§ Your task: Copy every line of the listing that holds the string "informado".

## Start

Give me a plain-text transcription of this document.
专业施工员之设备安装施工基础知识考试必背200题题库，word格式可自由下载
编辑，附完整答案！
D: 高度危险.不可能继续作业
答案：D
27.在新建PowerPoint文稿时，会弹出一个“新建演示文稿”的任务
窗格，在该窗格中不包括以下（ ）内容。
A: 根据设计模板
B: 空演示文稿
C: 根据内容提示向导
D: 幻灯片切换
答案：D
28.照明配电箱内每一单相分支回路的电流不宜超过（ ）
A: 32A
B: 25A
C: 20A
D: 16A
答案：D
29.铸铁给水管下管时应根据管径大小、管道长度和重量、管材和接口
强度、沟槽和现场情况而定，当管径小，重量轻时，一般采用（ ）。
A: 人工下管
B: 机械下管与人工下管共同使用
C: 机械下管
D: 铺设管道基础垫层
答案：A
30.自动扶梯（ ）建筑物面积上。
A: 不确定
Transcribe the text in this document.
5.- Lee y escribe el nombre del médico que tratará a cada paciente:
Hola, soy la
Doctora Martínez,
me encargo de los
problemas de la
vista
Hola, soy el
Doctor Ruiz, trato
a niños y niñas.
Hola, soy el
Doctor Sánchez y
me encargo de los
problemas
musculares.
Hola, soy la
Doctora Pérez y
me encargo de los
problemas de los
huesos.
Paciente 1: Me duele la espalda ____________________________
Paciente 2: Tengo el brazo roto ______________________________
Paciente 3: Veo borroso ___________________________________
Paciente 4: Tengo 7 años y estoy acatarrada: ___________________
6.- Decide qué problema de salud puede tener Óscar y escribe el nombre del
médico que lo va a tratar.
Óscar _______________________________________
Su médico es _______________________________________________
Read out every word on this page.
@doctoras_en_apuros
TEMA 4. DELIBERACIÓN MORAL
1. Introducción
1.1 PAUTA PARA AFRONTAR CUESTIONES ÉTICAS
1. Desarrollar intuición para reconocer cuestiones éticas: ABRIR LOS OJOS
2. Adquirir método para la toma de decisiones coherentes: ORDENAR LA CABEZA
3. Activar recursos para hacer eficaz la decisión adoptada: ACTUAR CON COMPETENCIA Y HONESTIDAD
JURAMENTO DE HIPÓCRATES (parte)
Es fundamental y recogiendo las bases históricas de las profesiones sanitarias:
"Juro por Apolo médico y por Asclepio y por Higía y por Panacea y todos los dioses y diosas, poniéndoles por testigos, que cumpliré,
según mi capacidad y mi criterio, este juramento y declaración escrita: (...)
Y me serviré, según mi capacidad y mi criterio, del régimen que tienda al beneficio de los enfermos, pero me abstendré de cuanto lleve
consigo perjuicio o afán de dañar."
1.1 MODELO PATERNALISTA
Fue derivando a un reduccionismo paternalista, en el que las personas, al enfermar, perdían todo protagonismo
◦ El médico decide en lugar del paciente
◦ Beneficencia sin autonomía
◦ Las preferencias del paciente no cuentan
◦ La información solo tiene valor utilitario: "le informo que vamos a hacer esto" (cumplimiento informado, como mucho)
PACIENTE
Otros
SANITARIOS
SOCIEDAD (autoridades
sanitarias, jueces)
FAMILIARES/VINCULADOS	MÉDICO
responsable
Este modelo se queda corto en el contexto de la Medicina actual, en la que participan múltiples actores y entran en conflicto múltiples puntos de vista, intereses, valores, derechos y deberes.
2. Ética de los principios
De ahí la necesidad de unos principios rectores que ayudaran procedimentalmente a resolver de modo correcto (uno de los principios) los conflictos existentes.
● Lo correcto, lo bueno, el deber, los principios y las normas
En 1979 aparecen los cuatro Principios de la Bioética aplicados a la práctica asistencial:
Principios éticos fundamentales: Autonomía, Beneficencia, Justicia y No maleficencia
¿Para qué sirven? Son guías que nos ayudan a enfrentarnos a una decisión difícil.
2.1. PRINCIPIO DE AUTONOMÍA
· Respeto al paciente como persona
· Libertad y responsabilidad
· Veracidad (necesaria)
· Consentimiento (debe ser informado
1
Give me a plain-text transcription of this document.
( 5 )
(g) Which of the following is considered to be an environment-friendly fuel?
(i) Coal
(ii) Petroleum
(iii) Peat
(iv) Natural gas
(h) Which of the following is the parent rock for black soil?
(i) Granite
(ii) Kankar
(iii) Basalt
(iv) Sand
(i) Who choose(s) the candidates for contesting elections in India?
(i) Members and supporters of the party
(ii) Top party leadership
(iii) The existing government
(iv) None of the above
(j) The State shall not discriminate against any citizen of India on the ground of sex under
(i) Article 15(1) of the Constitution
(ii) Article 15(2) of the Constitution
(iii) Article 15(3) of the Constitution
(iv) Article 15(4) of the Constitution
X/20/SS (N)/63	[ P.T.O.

## End

§ Result below:
◦ La información solo tiene valor utilitario: "le informo que vamos a hacer esto" (cumplimiento informado, como mucho)
· Consentimiento (debe ser informado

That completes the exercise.